# Exercise prompt
Can the data below be echoed back word for word?

# Dataset excerpts
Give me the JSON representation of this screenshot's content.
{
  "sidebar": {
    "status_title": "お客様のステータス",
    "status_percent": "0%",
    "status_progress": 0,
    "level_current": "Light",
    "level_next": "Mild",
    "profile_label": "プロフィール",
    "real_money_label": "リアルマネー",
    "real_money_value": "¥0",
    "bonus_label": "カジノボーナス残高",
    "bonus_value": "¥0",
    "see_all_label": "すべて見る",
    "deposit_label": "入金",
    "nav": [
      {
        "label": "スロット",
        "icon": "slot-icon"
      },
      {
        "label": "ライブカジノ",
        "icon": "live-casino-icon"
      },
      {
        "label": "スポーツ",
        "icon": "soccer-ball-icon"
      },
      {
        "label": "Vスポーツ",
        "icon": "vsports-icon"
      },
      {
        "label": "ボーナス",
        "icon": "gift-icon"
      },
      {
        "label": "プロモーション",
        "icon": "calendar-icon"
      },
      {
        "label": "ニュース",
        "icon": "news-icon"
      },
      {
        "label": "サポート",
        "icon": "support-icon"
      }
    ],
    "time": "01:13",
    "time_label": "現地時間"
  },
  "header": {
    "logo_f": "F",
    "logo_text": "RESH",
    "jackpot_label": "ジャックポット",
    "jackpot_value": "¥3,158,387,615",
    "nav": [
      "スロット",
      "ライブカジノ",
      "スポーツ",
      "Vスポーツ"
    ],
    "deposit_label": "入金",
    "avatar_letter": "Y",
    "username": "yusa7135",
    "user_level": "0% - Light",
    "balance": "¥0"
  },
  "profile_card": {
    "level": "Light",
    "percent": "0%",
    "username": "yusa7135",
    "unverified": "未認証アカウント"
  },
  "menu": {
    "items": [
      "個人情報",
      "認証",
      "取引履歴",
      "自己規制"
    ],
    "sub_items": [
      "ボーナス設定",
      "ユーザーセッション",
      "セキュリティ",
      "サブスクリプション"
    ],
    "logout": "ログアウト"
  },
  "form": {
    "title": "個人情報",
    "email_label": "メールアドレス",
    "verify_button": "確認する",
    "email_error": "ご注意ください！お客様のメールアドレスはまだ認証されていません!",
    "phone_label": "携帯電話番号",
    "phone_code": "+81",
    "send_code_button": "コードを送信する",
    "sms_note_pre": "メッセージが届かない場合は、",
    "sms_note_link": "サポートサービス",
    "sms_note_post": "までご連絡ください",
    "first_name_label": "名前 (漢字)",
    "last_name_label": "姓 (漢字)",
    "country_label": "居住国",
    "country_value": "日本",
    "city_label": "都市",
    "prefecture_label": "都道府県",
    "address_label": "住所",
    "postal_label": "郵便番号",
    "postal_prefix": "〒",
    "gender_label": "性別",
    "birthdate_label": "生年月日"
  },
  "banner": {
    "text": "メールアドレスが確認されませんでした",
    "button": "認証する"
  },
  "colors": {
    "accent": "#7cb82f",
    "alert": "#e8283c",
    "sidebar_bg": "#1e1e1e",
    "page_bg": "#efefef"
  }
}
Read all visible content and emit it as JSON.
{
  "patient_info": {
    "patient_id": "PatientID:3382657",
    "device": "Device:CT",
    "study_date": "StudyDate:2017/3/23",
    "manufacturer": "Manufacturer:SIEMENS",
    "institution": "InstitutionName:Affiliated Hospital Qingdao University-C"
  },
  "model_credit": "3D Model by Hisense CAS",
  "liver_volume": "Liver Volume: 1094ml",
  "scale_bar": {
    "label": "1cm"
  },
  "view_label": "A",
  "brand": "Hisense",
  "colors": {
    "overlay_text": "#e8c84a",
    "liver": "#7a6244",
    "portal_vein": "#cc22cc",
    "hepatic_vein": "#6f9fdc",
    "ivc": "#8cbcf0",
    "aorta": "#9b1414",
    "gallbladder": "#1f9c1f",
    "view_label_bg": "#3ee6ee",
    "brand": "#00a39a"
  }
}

# Answer in full
Give me the JSON representation of this screenshot's content.
{
  "sidebar": {
    "status_title": "お客様のステータス",
    "status_percent": "0%",
    "status_progress": 0,
    "level_current": "Light",
    "level_next": "Mild",
    "profile_label": "プロフィール",
    "real_money_label": "リアルマネー",
    "real_money_value": "¥0",
    "bonus_label": "カジノボーナス残高",
    "bonus_value": "¥0",
    "see_all_label": "すべて見る",
    "deposit_label": "入金",
    "nav": [
      {
        "label": "スロット",
        "icon": "slot-icon"
      },
      {
        "label": "ライブカジノ",
        "icon": "live-casino-icon"
      },
      {
        "label": "スポーツ",
        "icon": "soccer-ball-icon"
      },
      {
        "label": "Vスポーツ",
        "icon": "vsports-icon"
      },
      {
        "label": "ボーナス",
        "icon": "gift-icon"
      },
      {
        "label": "プロモーション",
        "icon": "calendar-icon"
      },
      {
        "label": "ニュース",
        "icon": "news-icon"
      },
      {
        "label": "サポート",
        "icon": "support-icon"
      }
    ],
    "time": "01:13",
    "time_label": "現地時間"
  },
  "header": {
    "logo_f": "F",
    "logo_text": "RESH",
    "jackpot_label": "ジャックポット",
    "jackpot_value": "¥3,158,387,615",
    "nav": [
      "スロット",
      "ライブカジノ",
      "スポーツ",
      "Vスポーツ"
    ],
    "deposit_label": "入金",
    "avatar_letter": "Y",
    "username": "yusa7135",
    "user_level": "0% - Light",
    "balance": "¥0"
  },
  "profile_card": {
    "level": "Light",
    "percent": "0%",
    "username": "yusa7135",
    "unverified": "未認証アカウント"
  },
  "menu": {
    "items": [
      "個人情報",
      "認証",
      "取引履歴",
      "自己規制"
    ],
    "sub_items": [
      "ボーナス設定",
      "ユーザーセッション",
      "セキュリティ",
      "サブスクリプション"
    ],
    "logout": "ログアウト"
  },
  "form": {
    "title": "個人情報",
    "email_label": "メールアドレス",
    "verify_button": "確認する",
    "email_error": "ご注意ください！お客様のメールアドレスはまだ認証されていません!",
    "phone_label": "携帯電話番号",
    "phone_code": "+81",
    "send_code_button": "コードを送信する",
    "sms_note_pre": "メッセージが届かない場合は、",
    "sms_note_link": "サポートサービス",
    "sms_note_post": "までご連絡ください",
    "first_name_label": "名前 (漢字)",
    "last_name_label": "姓 (漢字)",
    "country_label": "居住国",
    "country_value": "日本",
    "city_label": "都市",
    "prefecture_label": "都道府県",
    "address_label": "住所",
    "postal_label": "郵便番号",
    "postal_prefix": "〒",
    "gender_label": "性別",
    "birthdate_label": "生年月日"
  },
  "banner": {
    "text": "メールアドレスが確認されませんでした",
    "button": "認証する"
  },
  "colors": {
    "accent": "#7cb82f",
    "alert": "#e8283c",
    "sidebar_bg": "#1e1e1e",
    "page_bg": "#efefef"
  }
}
Read all visible content and emit it as JSON.
{
  "patient_info": {
    "patient_id": "PatientID:3382657",
    "device": "Device:CT",
    "study_date": "StudyDate:2017/3/23",
    "manufacturer": "Manufacturer:SIEMENS",
    "institution": "InstitutionName:Affiliated Hospital Qingdao University-C"
  },
  "model_credit": "3D Model by Hisense CAS",
  "liver_volume": "Liver Volume: 1094ml",
  "scale_bar": {
    "label": "1cm"
  },
  "view_label": "A",
  "brand": "Hisense",
  "colors": {
    "overlay_text": "#e8c84a",
    "liver": "#7a6244",
    "portal_vein": "#cc22cc",
    "hepatic_vein": "#6f9fdc",
    "ivc": "#8cbcf0",
    "aorta": "#9b1414",
    "gallbladder": "#1f9c1f",
    "view_label_bg": "#3ee6ee",
    "brand": "#00a39a"
  }
}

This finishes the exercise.